» ЧТО СДЕЛАТЬ
• 1. Какую организацию, согласно фрагменту, Василий Шульгин создал после революции, и против чего она боролась?
• 2. Почему, судя по фрагменту, лобастому человеку срочно понадобился парик?

» ФРАГМЕНТ ДЛЯ ЧТЕНИЯ
»»

Журнальный клуб Интелрос » Русская жизнь » №14, 2007
Это была сухая осень, было много свободного ветра и мало солнца.
На перекрестках стояли рабочие, крестьяне, гимназисты, поэты. Говорили неуемно много: столько слов в России не произносили, наверное, никогда. Все будто бы обрели речь. Зачастую слова выходили корявыми или плоскими, однако каждое выдохнутое слово прибавляло еще толику энергии и тепла в раскручивающийся вихрь; нет, даже так — вихорь.
Кто-то вскрикивал, кто-то снимал шапку, не решаясь бросить ее вверх или под ноги. Матрос цокал зубом. Казак играл желваками. Розанов ненавидел. Блок слушал гул.
Когда начинается История — все правы.
Ну, вот кадеты. И растворенные среди них монархисты. Вы знаете Василия Шульгина? Кто не знает Василия Шульгина. Его отец, профессор и публицист, однажды завершил свою статью словами «Это край русский, русский, русский!», и сын поверил отцу навсегда.
Сын был таким: доброволец Первой Мировой, раненый в атаке. Антисемит, страстно выступавший против еврейских погромов. Ироничный, едкий, умный, с отличными манерами. О феврале 17-го говорил позже: «Пулеметов — вот чего мне хотелось». Участвовал в переговорах с Николаем II об отречении в пользу брата — Михаила Александровича.
В начале октября уехал в Киев и возглавил «Русский национальный союз». После революции создал организацию «Азбука», которая боролась одновременно и с большевизмом, и с украинским национализмом.
Если бы Василий Шульгин был моим дядей или другом моего отца, я непременно вошел бы в «Русский национальный союз», а потом в «Азбуку».
Когда начинается История, правоты становится непомерно много. Тем более если воздух полон торжества и надежды, и воздуха все больше, и музыка идет волнами.
Кстати, в октябре в Мариинском давали новый балет с Карсавиной — и, вы знаете, были полные залы счастливых людей. В те же дни бывший театральный парикмахер из Мариинского пояснял лобастому человеку, что парик для него будет готовиться не менее двух месяцев.
— Может, у вас готовые есть? — быстро спросил человек, потирая цепкие руки. Ему срочно был нужен парик, чтобы вернуться в Петроград, но не быть схваченным первым же патрулем.
Готовые парики пылились за шторкой. Лобастый выбрал себе парик с сединой. — Помилуйте, — возмутился парикмахер, — вы еще молоды, а в этом парике вам дашь все шестьдесят… — Вам не все равно, какой я парик возьму? — оборвал лобастый. Букву «р» он, конечно, не выговаривал.

««

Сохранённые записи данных
»»

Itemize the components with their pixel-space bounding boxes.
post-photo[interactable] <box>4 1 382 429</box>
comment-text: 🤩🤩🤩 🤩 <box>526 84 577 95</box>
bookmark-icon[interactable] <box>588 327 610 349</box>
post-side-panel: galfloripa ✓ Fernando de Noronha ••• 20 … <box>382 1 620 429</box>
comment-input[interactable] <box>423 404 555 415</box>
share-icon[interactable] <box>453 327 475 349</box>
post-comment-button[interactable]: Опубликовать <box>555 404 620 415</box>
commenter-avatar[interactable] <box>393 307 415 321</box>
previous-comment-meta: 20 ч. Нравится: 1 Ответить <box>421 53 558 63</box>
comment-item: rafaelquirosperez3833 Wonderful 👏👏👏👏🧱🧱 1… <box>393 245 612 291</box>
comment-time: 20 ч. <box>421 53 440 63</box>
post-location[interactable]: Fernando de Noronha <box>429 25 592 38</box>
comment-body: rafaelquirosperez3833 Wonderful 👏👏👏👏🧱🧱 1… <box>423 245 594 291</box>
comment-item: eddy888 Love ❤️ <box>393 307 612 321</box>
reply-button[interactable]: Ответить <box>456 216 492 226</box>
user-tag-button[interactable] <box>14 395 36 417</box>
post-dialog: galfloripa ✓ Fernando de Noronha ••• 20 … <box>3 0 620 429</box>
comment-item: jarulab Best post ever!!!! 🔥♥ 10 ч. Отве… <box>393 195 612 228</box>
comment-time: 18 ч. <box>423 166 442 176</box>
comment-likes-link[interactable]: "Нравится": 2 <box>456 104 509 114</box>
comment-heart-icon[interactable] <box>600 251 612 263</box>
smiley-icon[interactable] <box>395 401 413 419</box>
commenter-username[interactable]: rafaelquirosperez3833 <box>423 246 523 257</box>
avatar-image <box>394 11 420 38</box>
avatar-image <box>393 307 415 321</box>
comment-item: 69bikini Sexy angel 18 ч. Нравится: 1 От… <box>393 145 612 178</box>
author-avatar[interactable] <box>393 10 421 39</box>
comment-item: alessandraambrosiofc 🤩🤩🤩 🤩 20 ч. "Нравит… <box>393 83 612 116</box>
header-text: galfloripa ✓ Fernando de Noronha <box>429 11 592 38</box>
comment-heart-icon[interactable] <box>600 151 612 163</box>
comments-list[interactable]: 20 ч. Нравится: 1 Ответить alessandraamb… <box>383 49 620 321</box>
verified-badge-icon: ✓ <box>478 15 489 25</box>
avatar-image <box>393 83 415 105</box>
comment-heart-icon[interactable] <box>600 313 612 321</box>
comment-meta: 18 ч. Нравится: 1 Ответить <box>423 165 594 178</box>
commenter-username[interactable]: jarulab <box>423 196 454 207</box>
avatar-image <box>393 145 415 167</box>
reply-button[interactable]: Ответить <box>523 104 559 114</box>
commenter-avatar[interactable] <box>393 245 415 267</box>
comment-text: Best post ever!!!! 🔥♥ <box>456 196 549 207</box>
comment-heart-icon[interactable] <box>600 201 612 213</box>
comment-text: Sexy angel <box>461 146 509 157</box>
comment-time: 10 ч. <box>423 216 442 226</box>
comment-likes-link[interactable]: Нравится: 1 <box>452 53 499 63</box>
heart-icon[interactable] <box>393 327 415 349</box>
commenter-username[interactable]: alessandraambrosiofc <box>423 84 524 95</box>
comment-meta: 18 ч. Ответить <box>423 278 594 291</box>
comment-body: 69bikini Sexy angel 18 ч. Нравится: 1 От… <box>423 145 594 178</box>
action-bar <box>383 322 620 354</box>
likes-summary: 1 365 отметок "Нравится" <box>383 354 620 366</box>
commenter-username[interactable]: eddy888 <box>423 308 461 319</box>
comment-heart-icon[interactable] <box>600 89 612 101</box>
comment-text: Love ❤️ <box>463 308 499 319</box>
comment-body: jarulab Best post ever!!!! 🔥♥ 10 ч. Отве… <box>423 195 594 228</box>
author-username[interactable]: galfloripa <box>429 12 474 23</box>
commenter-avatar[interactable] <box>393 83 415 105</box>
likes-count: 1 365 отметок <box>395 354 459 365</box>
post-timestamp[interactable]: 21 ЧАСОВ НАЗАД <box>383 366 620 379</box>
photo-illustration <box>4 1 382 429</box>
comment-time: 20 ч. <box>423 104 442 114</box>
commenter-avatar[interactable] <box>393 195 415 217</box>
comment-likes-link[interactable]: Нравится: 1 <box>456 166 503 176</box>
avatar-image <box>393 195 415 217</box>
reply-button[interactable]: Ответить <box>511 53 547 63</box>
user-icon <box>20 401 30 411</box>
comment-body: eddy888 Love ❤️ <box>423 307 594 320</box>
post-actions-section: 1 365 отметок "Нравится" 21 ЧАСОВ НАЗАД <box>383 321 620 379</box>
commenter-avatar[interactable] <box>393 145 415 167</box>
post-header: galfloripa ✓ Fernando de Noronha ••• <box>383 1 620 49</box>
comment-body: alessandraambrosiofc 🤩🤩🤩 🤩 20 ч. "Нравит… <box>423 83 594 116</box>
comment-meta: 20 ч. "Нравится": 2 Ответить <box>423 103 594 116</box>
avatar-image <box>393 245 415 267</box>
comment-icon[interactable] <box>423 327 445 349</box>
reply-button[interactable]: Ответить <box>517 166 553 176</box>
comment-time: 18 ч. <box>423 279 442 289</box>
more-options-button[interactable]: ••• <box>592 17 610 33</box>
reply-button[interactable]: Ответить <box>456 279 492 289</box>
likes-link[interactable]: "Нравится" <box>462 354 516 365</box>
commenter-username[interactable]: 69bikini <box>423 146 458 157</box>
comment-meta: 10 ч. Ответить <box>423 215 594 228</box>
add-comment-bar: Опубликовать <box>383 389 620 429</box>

««

» ОТВЕТЫ НА ЗАДАНИЯ
• 1. Организацию «Азбука», которая боролась одновременно с большевизмом и с украинским национализмом.

• 2. Ему нужно было вернуться в Петроград и не попасться первому же патрулю. Поэтому он не мог ждать два месяца и выбрал готовый парик.